**SUPPLIED RECORDS:**
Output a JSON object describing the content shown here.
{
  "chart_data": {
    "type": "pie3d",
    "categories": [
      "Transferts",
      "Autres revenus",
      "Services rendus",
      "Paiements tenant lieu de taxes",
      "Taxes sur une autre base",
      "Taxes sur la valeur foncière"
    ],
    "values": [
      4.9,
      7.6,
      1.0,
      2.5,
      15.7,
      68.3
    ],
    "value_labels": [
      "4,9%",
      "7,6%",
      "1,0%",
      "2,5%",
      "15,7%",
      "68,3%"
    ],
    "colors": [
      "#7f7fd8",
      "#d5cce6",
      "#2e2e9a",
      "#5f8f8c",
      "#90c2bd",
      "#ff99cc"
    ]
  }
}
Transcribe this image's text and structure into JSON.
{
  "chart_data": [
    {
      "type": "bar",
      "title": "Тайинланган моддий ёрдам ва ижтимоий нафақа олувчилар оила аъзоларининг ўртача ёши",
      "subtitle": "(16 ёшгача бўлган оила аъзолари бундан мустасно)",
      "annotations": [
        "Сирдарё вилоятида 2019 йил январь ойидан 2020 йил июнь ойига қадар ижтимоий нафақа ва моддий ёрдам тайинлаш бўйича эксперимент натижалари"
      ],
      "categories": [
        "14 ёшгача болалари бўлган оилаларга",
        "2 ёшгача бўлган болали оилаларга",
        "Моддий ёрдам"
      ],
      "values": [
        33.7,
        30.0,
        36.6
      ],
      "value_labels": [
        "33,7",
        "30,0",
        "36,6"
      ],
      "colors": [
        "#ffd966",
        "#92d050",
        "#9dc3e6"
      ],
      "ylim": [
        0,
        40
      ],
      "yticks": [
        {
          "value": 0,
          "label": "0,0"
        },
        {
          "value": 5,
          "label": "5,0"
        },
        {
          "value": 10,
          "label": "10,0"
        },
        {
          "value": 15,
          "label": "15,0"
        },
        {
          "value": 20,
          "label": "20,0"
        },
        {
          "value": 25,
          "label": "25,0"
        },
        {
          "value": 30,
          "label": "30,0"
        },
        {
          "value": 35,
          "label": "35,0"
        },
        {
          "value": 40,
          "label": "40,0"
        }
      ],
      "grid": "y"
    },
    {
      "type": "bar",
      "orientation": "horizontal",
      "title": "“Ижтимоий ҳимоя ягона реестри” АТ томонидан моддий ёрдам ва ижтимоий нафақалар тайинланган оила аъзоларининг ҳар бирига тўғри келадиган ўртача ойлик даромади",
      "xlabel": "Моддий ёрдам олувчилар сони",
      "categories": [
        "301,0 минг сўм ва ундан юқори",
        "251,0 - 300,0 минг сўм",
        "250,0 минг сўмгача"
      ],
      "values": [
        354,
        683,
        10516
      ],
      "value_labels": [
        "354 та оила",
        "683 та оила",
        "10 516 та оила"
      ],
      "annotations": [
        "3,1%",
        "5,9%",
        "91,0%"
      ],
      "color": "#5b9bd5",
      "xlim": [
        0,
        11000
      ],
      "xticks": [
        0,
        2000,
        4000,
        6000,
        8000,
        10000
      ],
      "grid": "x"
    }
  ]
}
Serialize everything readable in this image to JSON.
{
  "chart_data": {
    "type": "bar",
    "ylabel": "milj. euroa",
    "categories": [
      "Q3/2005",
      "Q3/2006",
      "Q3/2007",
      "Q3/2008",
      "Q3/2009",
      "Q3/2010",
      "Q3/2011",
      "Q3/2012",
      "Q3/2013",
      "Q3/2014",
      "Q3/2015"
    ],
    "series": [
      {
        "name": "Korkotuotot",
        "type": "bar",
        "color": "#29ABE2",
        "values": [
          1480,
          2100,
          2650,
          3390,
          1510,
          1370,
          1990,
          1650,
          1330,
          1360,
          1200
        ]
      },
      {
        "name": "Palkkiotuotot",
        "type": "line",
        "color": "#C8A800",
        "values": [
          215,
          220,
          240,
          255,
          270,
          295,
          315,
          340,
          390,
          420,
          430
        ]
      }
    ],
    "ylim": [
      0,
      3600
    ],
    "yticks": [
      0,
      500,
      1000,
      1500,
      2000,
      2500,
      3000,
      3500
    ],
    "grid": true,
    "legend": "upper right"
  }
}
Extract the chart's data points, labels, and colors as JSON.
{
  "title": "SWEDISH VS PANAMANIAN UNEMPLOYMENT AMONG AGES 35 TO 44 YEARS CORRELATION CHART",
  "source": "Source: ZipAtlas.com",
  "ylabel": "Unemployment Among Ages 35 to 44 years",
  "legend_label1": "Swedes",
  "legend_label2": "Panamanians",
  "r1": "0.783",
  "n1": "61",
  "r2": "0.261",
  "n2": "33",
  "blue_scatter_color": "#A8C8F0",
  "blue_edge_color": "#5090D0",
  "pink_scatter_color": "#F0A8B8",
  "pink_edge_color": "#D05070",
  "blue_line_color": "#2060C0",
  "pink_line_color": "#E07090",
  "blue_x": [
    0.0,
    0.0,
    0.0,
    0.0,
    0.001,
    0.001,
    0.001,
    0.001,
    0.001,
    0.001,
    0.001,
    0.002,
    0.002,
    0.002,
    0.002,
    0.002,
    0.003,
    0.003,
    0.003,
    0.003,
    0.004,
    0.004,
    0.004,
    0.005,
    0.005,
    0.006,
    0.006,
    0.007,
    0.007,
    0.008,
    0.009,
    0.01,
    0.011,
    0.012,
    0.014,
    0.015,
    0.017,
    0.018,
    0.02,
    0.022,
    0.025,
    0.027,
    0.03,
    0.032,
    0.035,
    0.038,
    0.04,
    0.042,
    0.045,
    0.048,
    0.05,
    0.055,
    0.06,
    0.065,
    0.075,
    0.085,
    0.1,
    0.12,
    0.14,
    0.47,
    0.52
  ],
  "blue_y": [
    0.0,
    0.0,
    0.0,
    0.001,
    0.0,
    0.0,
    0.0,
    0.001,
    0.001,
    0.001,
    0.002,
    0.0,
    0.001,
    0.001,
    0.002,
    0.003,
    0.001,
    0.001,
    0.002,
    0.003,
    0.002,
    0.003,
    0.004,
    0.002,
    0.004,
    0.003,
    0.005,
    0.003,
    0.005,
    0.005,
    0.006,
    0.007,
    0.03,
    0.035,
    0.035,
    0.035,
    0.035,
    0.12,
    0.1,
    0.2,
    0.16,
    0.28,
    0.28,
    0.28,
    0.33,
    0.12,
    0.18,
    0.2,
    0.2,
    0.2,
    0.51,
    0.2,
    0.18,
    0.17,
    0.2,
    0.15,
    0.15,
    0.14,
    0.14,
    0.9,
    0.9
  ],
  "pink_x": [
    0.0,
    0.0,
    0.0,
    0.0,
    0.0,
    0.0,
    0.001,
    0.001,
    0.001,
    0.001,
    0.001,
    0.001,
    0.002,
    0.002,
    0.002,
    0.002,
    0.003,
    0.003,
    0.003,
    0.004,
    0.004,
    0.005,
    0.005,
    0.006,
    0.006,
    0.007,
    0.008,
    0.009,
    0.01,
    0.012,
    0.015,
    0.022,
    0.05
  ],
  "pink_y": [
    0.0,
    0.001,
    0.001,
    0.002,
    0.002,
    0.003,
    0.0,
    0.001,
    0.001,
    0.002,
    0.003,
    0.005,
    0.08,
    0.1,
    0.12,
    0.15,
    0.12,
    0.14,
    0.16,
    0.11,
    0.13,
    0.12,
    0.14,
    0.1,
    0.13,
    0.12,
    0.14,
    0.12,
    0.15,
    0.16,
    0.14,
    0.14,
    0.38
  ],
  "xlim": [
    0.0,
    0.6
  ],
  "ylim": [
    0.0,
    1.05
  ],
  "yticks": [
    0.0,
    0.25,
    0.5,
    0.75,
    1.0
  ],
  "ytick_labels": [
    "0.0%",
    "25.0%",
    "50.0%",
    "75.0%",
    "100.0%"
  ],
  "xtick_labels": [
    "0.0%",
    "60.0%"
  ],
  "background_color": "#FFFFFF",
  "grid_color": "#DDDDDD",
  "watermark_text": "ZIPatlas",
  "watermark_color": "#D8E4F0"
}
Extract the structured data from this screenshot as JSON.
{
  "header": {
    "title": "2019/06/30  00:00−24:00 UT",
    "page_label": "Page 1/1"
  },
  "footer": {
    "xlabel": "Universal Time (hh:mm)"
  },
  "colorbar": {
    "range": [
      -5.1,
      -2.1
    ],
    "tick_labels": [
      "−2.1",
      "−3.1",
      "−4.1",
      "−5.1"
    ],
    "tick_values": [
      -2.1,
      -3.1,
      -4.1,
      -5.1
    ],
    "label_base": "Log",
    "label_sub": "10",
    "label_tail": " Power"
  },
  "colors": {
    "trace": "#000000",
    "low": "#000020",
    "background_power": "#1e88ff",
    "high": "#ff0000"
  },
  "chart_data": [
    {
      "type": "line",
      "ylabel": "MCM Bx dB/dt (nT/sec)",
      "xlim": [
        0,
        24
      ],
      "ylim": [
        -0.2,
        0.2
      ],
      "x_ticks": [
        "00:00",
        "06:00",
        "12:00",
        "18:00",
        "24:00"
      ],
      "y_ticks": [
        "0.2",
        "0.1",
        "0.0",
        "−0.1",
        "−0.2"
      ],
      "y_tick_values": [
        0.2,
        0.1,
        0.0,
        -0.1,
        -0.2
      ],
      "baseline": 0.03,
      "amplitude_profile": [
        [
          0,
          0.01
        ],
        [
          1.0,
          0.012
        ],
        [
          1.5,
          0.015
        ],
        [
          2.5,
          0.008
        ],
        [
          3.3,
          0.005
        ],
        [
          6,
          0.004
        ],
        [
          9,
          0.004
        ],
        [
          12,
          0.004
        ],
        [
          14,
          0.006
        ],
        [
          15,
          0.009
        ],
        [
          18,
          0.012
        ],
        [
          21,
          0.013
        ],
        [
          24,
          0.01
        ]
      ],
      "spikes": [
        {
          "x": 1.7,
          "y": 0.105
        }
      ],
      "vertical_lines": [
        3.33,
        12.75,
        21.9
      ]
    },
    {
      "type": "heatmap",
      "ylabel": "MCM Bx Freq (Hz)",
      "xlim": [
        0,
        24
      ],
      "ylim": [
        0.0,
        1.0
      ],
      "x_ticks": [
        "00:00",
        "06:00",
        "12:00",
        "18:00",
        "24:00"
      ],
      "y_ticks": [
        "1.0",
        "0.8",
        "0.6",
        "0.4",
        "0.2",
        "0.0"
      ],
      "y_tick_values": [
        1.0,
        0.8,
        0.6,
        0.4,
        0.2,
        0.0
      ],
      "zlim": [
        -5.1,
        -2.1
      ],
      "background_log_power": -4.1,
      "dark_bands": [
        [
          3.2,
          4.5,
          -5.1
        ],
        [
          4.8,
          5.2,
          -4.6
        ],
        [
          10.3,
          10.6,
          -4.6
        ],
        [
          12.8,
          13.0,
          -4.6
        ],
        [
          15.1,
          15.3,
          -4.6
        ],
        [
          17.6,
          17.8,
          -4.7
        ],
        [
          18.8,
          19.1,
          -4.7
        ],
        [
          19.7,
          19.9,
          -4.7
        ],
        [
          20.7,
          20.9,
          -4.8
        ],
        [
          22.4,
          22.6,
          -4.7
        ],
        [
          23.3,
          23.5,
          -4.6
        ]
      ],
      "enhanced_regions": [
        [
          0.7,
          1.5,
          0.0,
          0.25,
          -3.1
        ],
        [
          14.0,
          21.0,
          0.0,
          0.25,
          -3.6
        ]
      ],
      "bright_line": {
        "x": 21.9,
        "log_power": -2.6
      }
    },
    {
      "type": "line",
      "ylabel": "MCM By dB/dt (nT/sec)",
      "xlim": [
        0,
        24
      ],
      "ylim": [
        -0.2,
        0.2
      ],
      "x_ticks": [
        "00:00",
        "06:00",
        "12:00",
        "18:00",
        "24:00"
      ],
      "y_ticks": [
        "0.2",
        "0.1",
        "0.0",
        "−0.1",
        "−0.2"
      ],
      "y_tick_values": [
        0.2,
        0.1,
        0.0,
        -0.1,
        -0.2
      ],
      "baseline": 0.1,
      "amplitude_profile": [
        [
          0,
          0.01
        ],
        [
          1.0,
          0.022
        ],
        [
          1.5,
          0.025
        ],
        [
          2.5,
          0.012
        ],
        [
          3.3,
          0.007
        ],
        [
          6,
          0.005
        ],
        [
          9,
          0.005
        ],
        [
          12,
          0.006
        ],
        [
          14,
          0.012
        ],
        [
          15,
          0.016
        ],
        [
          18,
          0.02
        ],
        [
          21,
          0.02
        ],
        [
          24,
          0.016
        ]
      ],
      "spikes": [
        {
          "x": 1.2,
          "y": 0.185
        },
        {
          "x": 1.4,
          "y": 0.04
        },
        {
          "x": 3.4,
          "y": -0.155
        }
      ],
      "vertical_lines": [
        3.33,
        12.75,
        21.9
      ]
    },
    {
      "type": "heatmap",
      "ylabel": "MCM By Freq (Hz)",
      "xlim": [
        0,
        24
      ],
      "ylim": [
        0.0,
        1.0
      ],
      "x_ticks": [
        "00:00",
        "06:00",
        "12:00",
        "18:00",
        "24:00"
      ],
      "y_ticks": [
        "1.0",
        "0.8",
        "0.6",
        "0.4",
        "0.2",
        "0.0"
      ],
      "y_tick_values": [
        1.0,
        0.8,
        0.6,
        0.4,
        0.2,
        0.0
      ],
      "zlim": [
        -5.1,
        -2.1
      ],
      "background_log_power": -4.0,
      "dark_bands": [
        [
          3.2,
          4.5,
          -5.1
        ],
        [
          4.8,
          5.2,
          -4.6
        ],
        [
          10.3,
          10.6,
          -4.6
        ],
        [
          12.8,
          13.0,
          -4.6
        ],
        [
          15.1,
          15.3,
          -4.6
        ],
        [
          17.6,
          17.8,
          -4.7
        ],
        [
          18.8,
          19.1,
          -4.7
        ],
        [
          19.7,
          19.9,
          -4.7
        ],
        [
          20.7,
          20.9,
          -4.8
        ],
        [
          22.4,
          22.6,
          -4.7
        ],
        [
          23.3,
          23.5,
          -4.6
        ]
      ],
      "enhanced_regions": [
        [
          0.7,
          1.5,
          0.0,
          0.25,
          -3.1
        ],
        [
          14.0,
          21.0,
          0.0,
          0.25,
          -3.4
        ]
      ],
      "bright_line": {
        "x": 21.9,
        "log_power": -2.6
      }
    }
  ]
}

**GOAL:** Looking at the entries above, how many lines contain the word "ylabel"? Answer with the number alone.

**WRITTEN REPLY:** 6